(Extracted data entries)
------------------------------

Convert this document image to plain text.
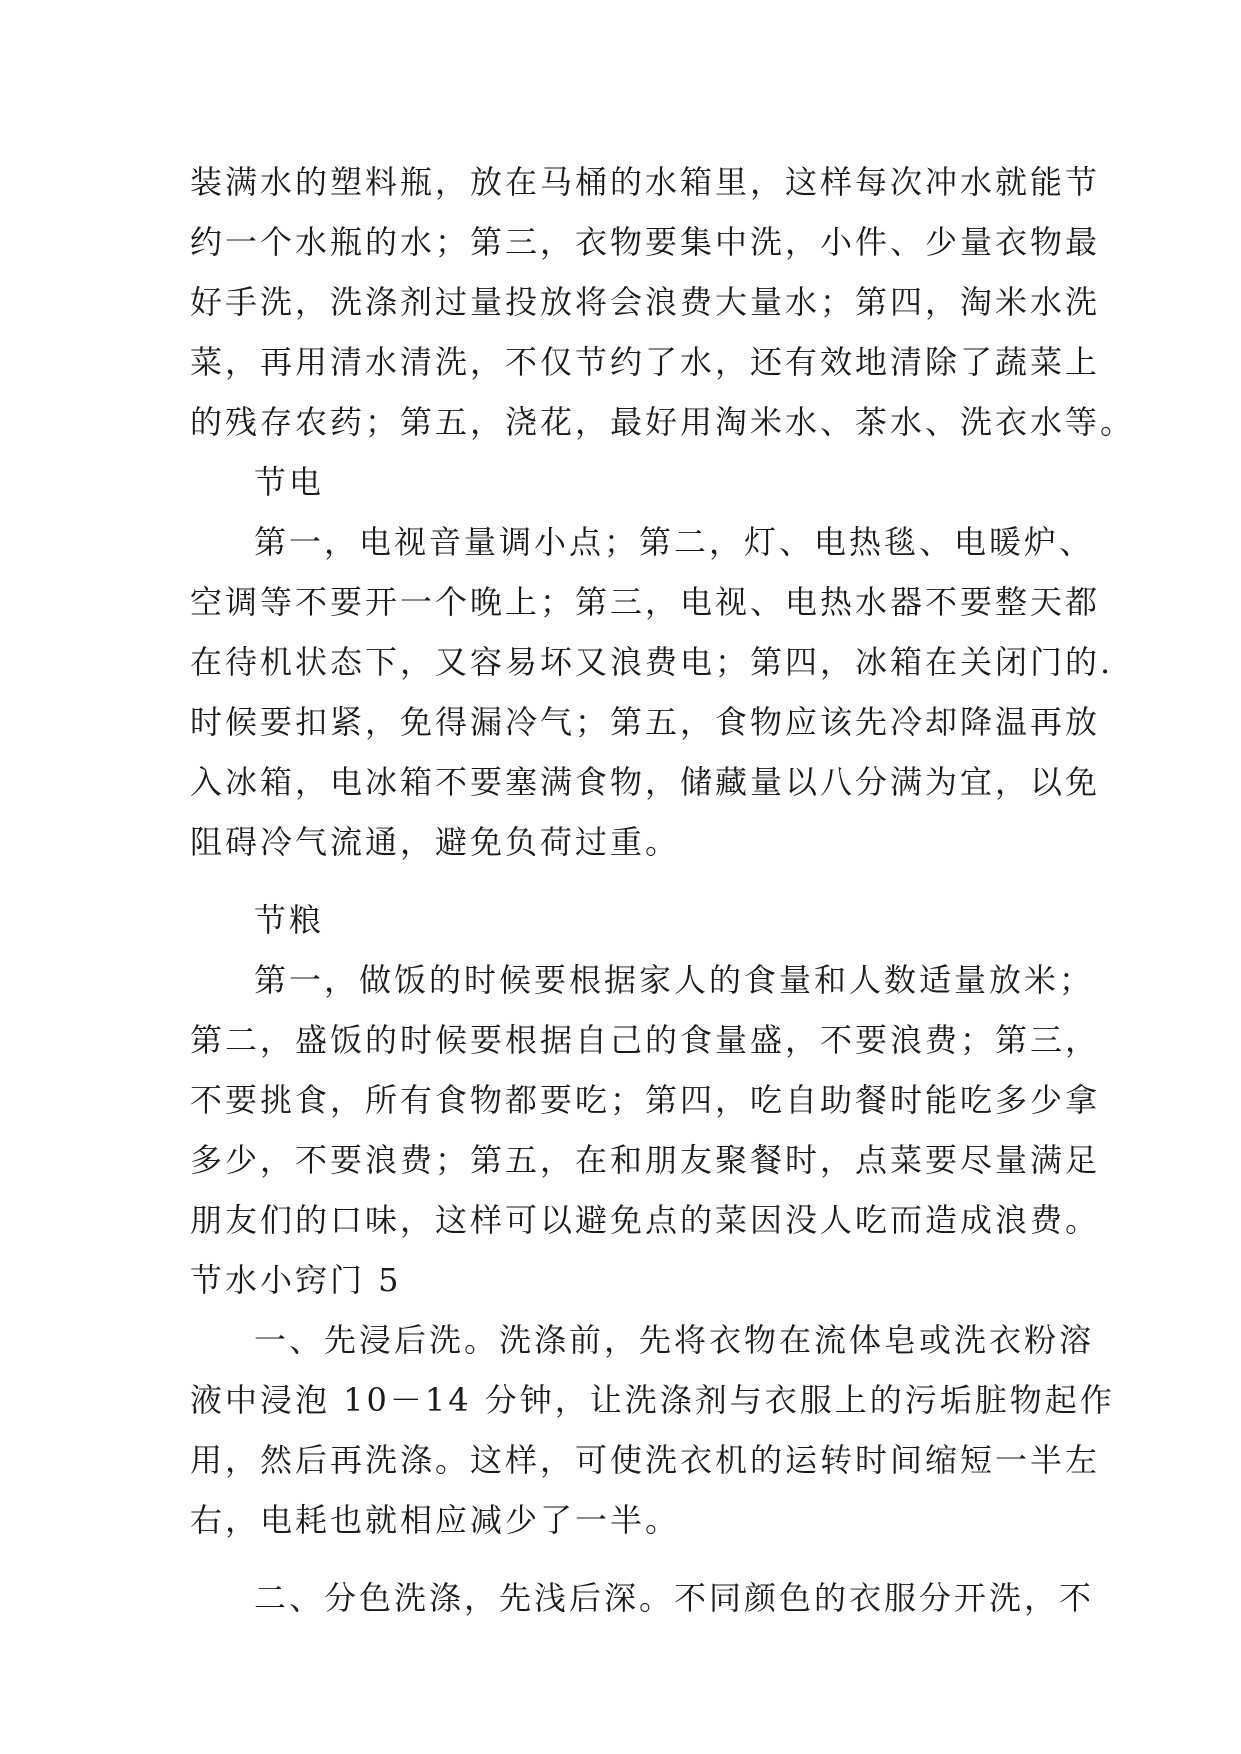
装满水的塑料瓶，放在马桶的水箱里，这样每次冲水就能节
约一个水瓶的水；第三，衣物要集中洗，小件、少量衣物最
好手洗，洗涤剂过量投放将会浪费大量水；第四，淘米水洗
菜，再用清水清洗，不仅节约了水，还有效地清除了蔬菜上
的残存农药；第五，浇花，最好用淘米水、茶水、洗衣水等。
节电
第一，电视音量调小点；第二，灯、电热毯、电暖炉、
空调等不要开一个晚上；第三，电视、电热水器不要整天都
在待机状态下，又容易坏又浪费电；第四，冰箱在关闭门的.
时候要扣紧，免得漏冷气；第五，食物应该先冷却降温再放
入冰箱，电冰箱不要塞满食物，储藏量以八分满为宜，以免
阻碍冷气流通，避免负荷过重。
节粮
第一，做饭的时候要根据家人的食量和人数适量放米；
第二，盛饭的时候要根据自己的食量盛，不要浪费；第三，
不要挑食，所有食物都要吃；第四，吃自助餐时能吃多少拿
多少，不要浪费；第五，在和朋友聚餐时，点菜要尽量满足
朋友们的口味，这样可以避免点的菜因没人吃而造成浪费。
节水小窍门 5
一、先浸后洗。洗涤前，先将衣物在流体皂或洗衣粉溶
液中浸泡 10－14 分钟，让洗涤剂与衣服上的污垢脏物起作
用，然后再洗涤。这样，可使洗衣机的运转时间缩短一半左
右，电耗也就相应减少了一半。
二、分色洗涤，先浅后深。不同颜色的衣服分开洗，不
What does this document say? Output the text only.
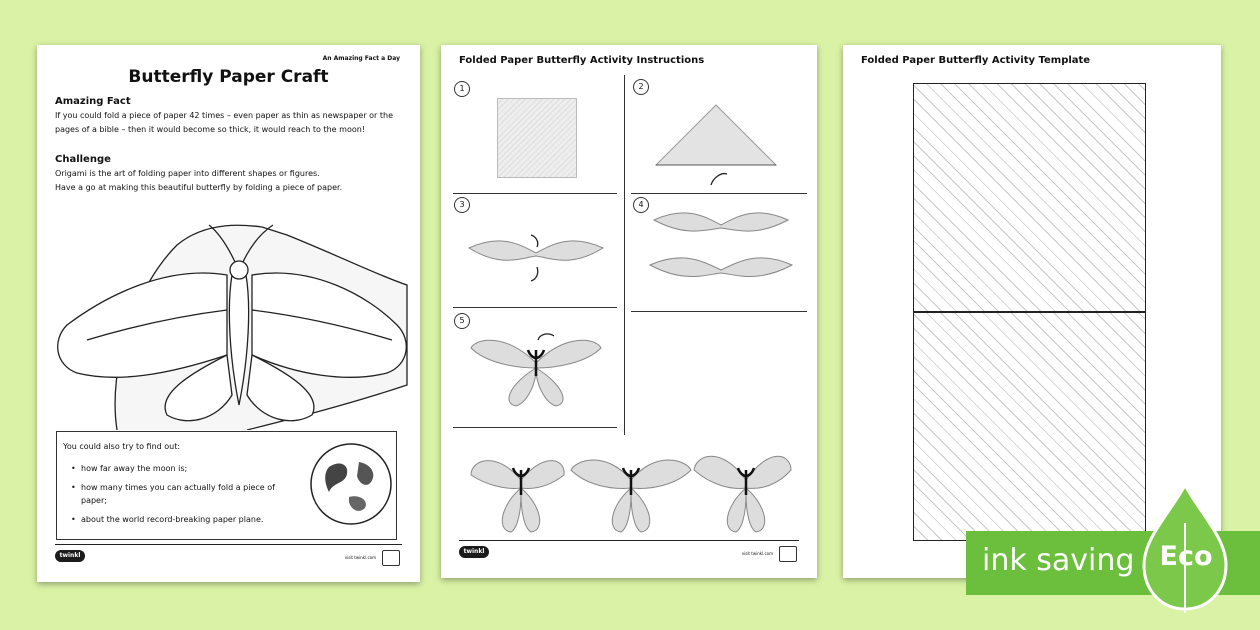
An Amazing Fact a Day
Butterfly Paper Craft
Amazing Fact
If you could fold a piece of paper 42 times – even paper as thin as newspaper or the pages of a bible – then it would become so thick, it would reach to the moon!
Challenge
Origami is the art of folding paper into different shapes or figures.
Have a go at making this beautiful butterfly by folding a piece of paper.
You could also try to find out:
• how far away the moon is;
• how many times you can actually fold a piece of paper;
• about the world record-breaking paper plane.
twinkl	visit twinkl.com
Folded Paper Butterfly Activity Instructions
1	2
3	4
5
twinkl	visit twinkl.com
Folded Paper Butterfly Activity Template
ink saving Eco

------------------------------

◆ **EXERCISE REQUIREMENTS**:
Nothing but the pictures may be dropped; output the records above exactly.

◆ **THE RESULT**:
Convert this document image to plain text.
装满水的塑料瓶，放在马桶的水箱里，这样每次冲水就能节
约一个水瓶的水；第三，衣物要集中洗，小件、少量衣物最
好手洗，洗涤剂过量投放将会浪费大量水；第四，淘米水洗
菜，再用清水清洗，不仅节约了水，还有效地清除了蔬菜上
的残存农药；第五，浇花，最好用淘米水、茶水、洗衣水等。
节电
第一，电视音量调小点；第二，灯、电热毯、电暖炉、
空调等不要开一个晚上；第三，电视、电热水器不要整天都
在待机状态下，又容易坏又浪费电；第四，冰箱在关闭门的.
时候要扣紧，免得漏冷气；第五，食物应该先冷却降温再放
入冰箱，电冰箱不要塞满食物，储藏量以八分满为宜，以免
阻碍冷气流通，避免负荷过重。
节粮
第一，做饭的时候要根据家人的食量和人数适量放米；
第二，盛饭的时候要根据自己的食量盛，不要浪费；第三，
不要挑食，所有食物都要吃；第四，吃自助餐时能吃多少拿
多少，不要浪费；第五，在和朋友聚餐时，点菜要尽量满足
朋友们的口味，这样可以避免点的菜因没人吃而造成浪费。
节水小窍门 5
一、先浸后洗。洗涤前，先将衣物在流体皂或洗衣粉溶
液中浸泡 10－14 分钟，让洗涤剂与衣服上的污垢脏物起作
用，然后再洗涤。这样，可使洗衣机的运转时间缩短一半左
右，电耗也就相应减少了一半。
二、分色洗涤，先浅后深。不同颜色的衣服分开洗，不
What does this document say? Output the text only.
An Amazing Fact a Day
Butterfly Paper Craft
Amazing Fact
If you could fold a piece of paper 42 times – even paper as thin as newspaper or the pages of a bible – then it would become so thick, it would reach to the moon!
Challenge
Origami is the art of folding paper into different shapes or figures.
Have a go at making this beautiful butterfly by folding a piece of paper.
You could also try to find out:
• how far away the moon is;
• how many times you can actually fold a piece of paper;
• about the world record-breaking paper plane.
twinkl	visit twinkl.com
Folded Paper Butterfly Activity Instructions
1	2
3	4
5
twinkl	visit twinkl.com
Folded Paper Butterfly Activity Template
ink saving Eco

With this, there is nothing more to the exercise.